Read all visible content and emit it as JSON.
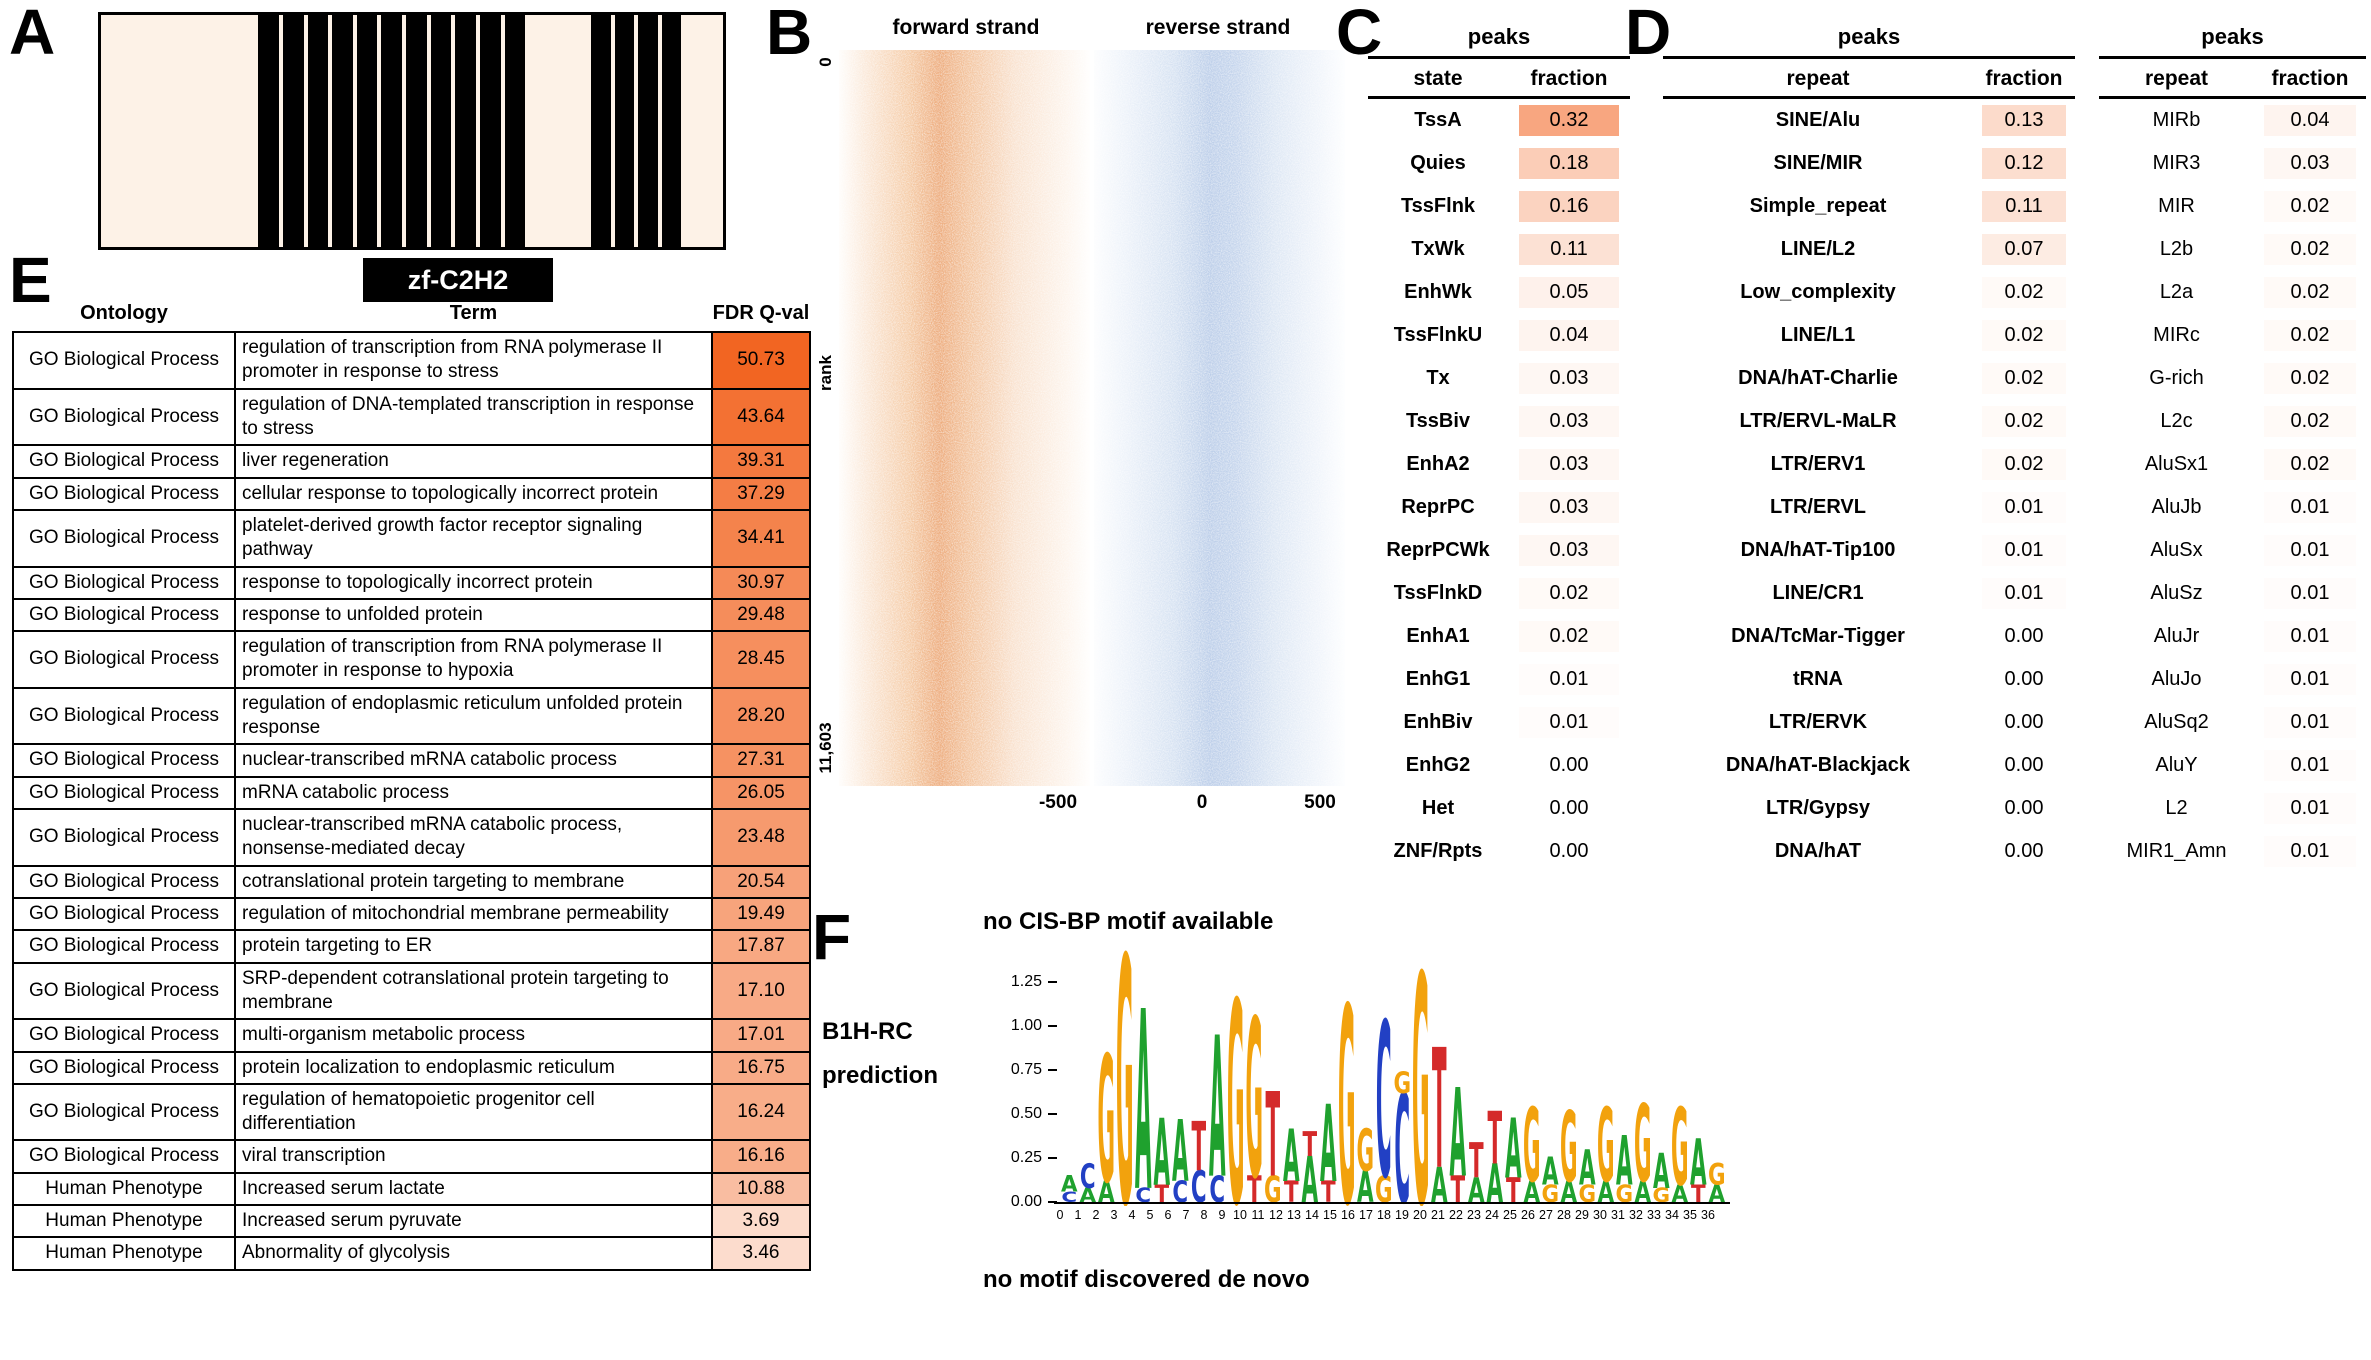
{
  "figure": {
    "panel_labels": {
      "a": "A",
      "b": "B",
      "c": "C",
      "d": "D",
      "e": "E",
      "f": "F"
    }
  },
  "colors": {
    "accent_orange": "#f26522",
    "cream": "#fdf2e7",
    "logo_A": "#1fa12e",
    "logo_C": "#2240c4",
    "logo_G": "#f2a20d",
    "logo_T": "#d42a2a"
  },
  "panel_a": {
    "domain_label": "zf-C2H2",
    "segments": [
      {
        "type": "linker",
        "width_pct": 25.3
      },
      {
        "type": "fingers",
        "width_pct": 42.9,
        "count": 11
      },
      {
        "type": "linker",
        "width_pct": 10.6
      },
      {
        "type": "fingers",
        "width_pct": 14.5,
        "count": 4
      },
      {
        "type": "linker",
        "width_pct": 6.7
      }
    ]
  },
  "panel_b": {
    "forward_label": "forward strand",
    "reverse_label": "reverse strand",
    "rank_top": "0",
    "rank_label": "rank",
    "rank_bottom": "11,603",
    "x_ticks": [
      "-500",
      "0",
      "500"
    ]
  },
  "panel_c": {
    "title": "peaks",
    "col1": "state",
    "col2": "fraction",
    "rows": [
      [
        "TssA",
        "0.32"
      ],
      [
        "Quies",
        "0.18"
      ],
      [
        "TssFlnk",
        "0.16"
      ],
      [
        "TxWk",
        "0.11"
      ],
      [
        "EnhWk",
        "0.05"
      ],
      [
        "TssFlnkU",
        "0.04"
      ],
      [
        "Tx",
        "0.03"
      ],
      [
        "TssBiv",
        "0.03"
      ],
      [
        "EnhA2",
        "0.03"
      ],
      [
        "ReprPC",
        "0.03"
      ],
      [
        "ReprPCWk",
        "0.03"
      ],
      [
        "TssFlnkD",
        "0.02"
      ],
      [
        "EnhA1",
        "0.02"
      ],
      [
        "EnhG1",
        "0.01"
      ],
      [
        "EnhBiv",
        "0.01"
      ],
      [
        "EnhG2",
        "0.00"
      ],
      [
        "Het",
        "0.00"
      ],
      [
        "ZNF/Rpts",
        "0.00"
      ]
    ]
  },
  "panel_d": {
    "table1": {
      "title": "peaks",
      "col1": "repeat",
      "col2": "fraction",
      "rows": [
        [
          "SINE/Alu",
          "0.13"
        ],
        [
          "SINE/MIR",
          "0.12"
        ],
        [
          "Simple_repeat",
          "0.11"
        ],
        [
          "LINE/L2",
          "0.07"
        ],
        [
          "Low_complexity",
          "0.02"
        ],
        [
          "LINE/L1",
          "0.02"
        ],
        [
          "DNA/hAT-Charlie",
          "0.02"
        ],
        [
          "LTR/ERVL-MaLR",
          "0.02"
        ],
        [
          "LTR/ERV1",
          "0.02"
        ],
        [
          "LTR/ERVL",
          "0.01"
        ],
        [
          "DNA/hAT-Tip100",
          "0.01"
        ],
        [
          "LINE/CR1",
          "0.01"
        ],
        [
          "DNA/TcMar-Tigger",
          "0.00"
        ],
        [
          "tRNA",
          "0.00"
        ],
        [
          "LTR/ERVK",
          "0.00"
        ],
        [
          "DNA/hAT-Blackjack",
          "0.00"
        ],
        [
          "LTR/Gypsy",
          "0.00"
        ],
        [
          "DNA/hAT",
          "0.00"
        ]
      ]
    },
    "table2": {
      "title": "peaks",
      "col1": "repeat",
      "col2": "fraction",
      "rows": [
        [
          "MIRb",
          "0.04"
        ],
        [
          "MIR3",
          "0.03"
        ],
        [
          "MIR",
          "0.02"
        ],
        [
          "L2b",
          "0.02"
        ],
        [
          "L2a",
          "0.02"
        ],
        [
          "MIRc",
          "0.02"
        ],
        [
          "G-rich",
          "0.02"
        ],
        [
          "L2c",
          "0.02"
        ],
        [
          "AluSx1",
          "0.02"
        ],
        [
          "AluJb",
          "0.01"
        ],
        [
          "AluSx",
          "0.01"
        ],
        [
          "AluSz",
          "0.01"
        ],
        [
          "AluJr",
          "0.01"
        ],
        [
          "AluJo",
          "0.01"
        ],
        [
          "AluSq2",
          "0.01"
        ],
        [
          "AluY",
          "0.01"
        ],
        [
          "L2",
          "0.01"
        ],
        [
          "MIR1_Amn",
          "0.01"
        ]
      ]
    }
  },
  "panel_e": {
    "headers": [
      "Ontology",
      "Term",
      "FDR Q-val"
    ],
    "qval_max": 50.73,
    "rows": [
      [
        "GO Biological Process",
        "regulation of transcription from RNA polymerase II promoter in response to stress",
        "50.73"
      ],
      [
        "GO Biological Process",
        "regulation of DNA-templated transcription in response to stress",
        "43.64"
      ],
      [
        "GO Biological Process",
        "liver regeneration",
        "39.31"
      ],
      [
        "GO Biological Process",
        "cellular response to topologically incorrect protein",
        "37.29"
      ],
      [
        "GO Biological Process",
        "platelet-derived growth factor receptor signaling pathway",
        "34.41"
      ],
      [
        "GO Biological Process",
        "response to topologically incorrect protein",
        "30.97"
      ],
      [
        "GO Biological Process",
        "response to unfolded protein",
        "29.48"
      ],
      [
        "GO Biological Process",
        "regulation of transcription from RNA polymerase II promoter in response to hypoxia",
        "28.45"
      ],
      [
        "GO Biological Process",
        "regulation of endoplasmic reticulum unfolded protein response",
        "28.20"
      ],
      [
        "GO Biological Process",
        "nuclear-transcribed mRNA catabolic process",
        "27.31"
      ],
      [
        "GO Biological Process",
        "mRNA catabolic process",
        "26.05"
      ],
      [
        "GO Biological Process",
        "nuclear-transcribed mRNA catabolic process, nonsense-mediated decay",
        "23.48"
      ],
      [
        "GO Biological Process",
        "cotranslational protein targeting to membrane",
        "20.54"
      ],
      [
        "GO Biological Process",
        "regulation of mitochondrial membrane permeability",
        "19.49"
      ],
      [
        "GO Biological Process",
        "protein targeting to ER",
        "17.87"
      ],
      [
        "GO Biological Process",
        "SRP-dependent cotranslational protein targeting to membrane",
        "17.10"
      ],
      [
        "GO Biological Process",
        "multi-organism metabolic process",
        "17.01"
      ],
      [
        "GO Biological Process",
        "protein localization to endoplasmic reticulum",
        "16.75"
      ],
      [
        "GO Biological Process",
        "regulation of hematopoietic progenitor cell differentiation",
        "16.24"
      ],
      [
        "GO Biological Process",
        "viral transcription",
        "16.16"
      ],
      [
        "Human Phenotype",
        "Increased serum lactate",
        "10.88"
      ],
      [
        "Human Phenotype",
        "Increased serum pyruvate",
        "3.69"
      ],
      [
        "Human Phenotype",
        "Abnormality of glycolysis",
        "3.46"
      ]
    ]
  },
  "panel_f": {
    "no_cisbp": "no CIS-BP motif available",
    "prediction_line1": "B1H-RC",
    "prediction_line2": "prediction",
    "no_denovo": "no motif discovered de novo",
    "y_ticks": [
      "1.25",
      "1.00",
      "0.75",
      "0.50",
      "0.25",
      "0.00"
    ],
    "x_ticks": [
      "0",
      "1",
      "2",
      "3",
      "4",
      "5",
      "6",
      "7",
      "8",
      "9",
      "10",
      "11",
      "12",
      "13",
      "14",
      "15",
      "16",
      "17",
      "18",
      "19",
      "20",
      "21",
      "22",
      "23",
      "24",
      "25",
      "26",
      "27",
      "28",
      "29",
      "30",
      "31",
      "32",
      "33",
      "34",
      "35",
      "36"
    ]
  },
  "chart_data": [
    {
      "type": "heatmap",
      "panels": [
        "forward strand",
        "reverse strand"
      ],
      "x_ticks": [
        -500,
        0,
        500
      ],
      "x_range": [
        -500,
        500
      ],
      "ylabel": "rank",
      "y_range": [
        0,
        11603
      ],
      "palette": {
        "forward": "orange",
        "reverse": "blue"
      }
    },
    {
      "type": "sequence_logo",
      "title": "B1H-RC prediction",
      "ylim": [
        0,
        1.4
      ],
      "y_ticks": [
        1.25,
        1.0,
        0.75,
        0.5,
        0.25,
        0.0
      ],
      "x_positions": 36,
      "stacks": [
        [
          [
            "C",
            0.06
          ],
          [
            "A",
            0.09
          ]
        ],
        [
          [
            "A",
            0.08
          ],
          [
            "C",
            0.14
          ]
        ],
        [
          [
            "A",
            0.12
          ],
          [
            "G",
            0.72
          ]
        ],
        [
          [
            "G",
            1.4
          ]
        ],
        [
          [
            "C",
            0.08
          ],
          [
            "A",
            1.02
          ]
        ],
        [
          [
            "T",
            0.1
          ],
          [
            "A",
            0.38
          ]
        ],
        [
          [
            "C",
            0.12
          ],
          [
            "A",
            0.35
          ]
        ],
        [
          [
            "C",
            0.18
          ],
          [
            "T",
            0.28
          ]
        ],
        [
          [
            "C",
            0.15
          ],
          [
            "A",
            0.8
          ]
        ],
        [
          [
            "G",
            1.15
          ]
        ],
        [
          [
            "T",
            0.15
          ],
          [
            "G",
            0.9
          ]
        ],
        [
          [
            "G",
            0.15
          ],
          [
            "T",
            0.48
          ]
        ],
        [
          [
            "T",
            0.12
          ],
          [
            "A",
            0.3
          ]
        ],
        [
          [
            "A",
            0.26
          ],
          [
            "T",
            0.14
          ]
        ],
        [
          [
            "T",
            0.12
          ],
          [
            "A",
            0.44
          ]
        ],
        [
          [
            "G",
            1.12
          ]
        ],
        [
          [
            "A",
            0.18
          ],
          [
            "G",
            0.24
          ]
        ],
        [
          [
            "G",
            0.15
          ],
          [
            "C",
            0.88
          ]
        ],
        [
          [
            "C",
            0.62
          ],
          [
            "G",
            0.12
          ]
        ],
        [
          [
            "G",
            1.3
          ]
        ],
        [
          [
            "A",
            0.2
          ],
          [
            "T",
            0.68
          ]
        ],
        [
          [
            "T",
            0.15
          ],
          [
            "A",
            0.5
          ]
        ],
        [
          [
            "A",
            0.14
          ],
          [
            "T",
            0.2
          ]
        ],
        [
          [
            "A",
            0.22
          ],
          [
            "T",
            0.3
          ]
        ],
        [
          [
            "T",
            0.14
          ],
          [
            "A",
            0.34
          ]
        ],
        [
          [
            "A",
            0.12
          ],
          [
            "G",
            0.42
          ]
        ],
        [
          [
            "G",
            0.1
          ],
          [
            "A",
            0.16
          ]
        ],
        [
          [
            "A",
            0.12
          ],
          [
            "G",
            0.4
          ]
        ],
        [
          [
            "G",
            0.1
          ],
          [
            "A",
            0.2
          ]
        ],
        [
          [
            "A",
            0.12
          ],
          [
            "G",
            0.42
          ]
        ],
        [
          [
            "G",
            0.1
          ],
          [
            "A",
            0.28
          ]
        ],
        [
          [
            "A",
            0.12
          ],
          [
            "G",
            0.44
          ]
        ],
        [
          [
            "G",
            0.08
          ],
          [
            "A",
            0.2
          ]
        ],
        [
          [
            "A",
            0.1
          ],
          [
            "G",
            0.44
          ]
        ],
        [
          [
            "T",
            0.1
          ],
          [
            "A",
            0.26
          ]
        ],
        [
          [
            "A",
            0.1
          ],
          [
            "G",
            0.12
          ]
        ]
      ]
    }
  ]
}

_TASK STATEMENT_
When a line in the material above includes "membrane", report that line by copying it.

_ANSWER SECTION_
        "cotranslational protein targeting to membrane",
        "regulation of mitochondrial membrane permeability",
        "SRP-dependent cotranslational protein targeting to membrane",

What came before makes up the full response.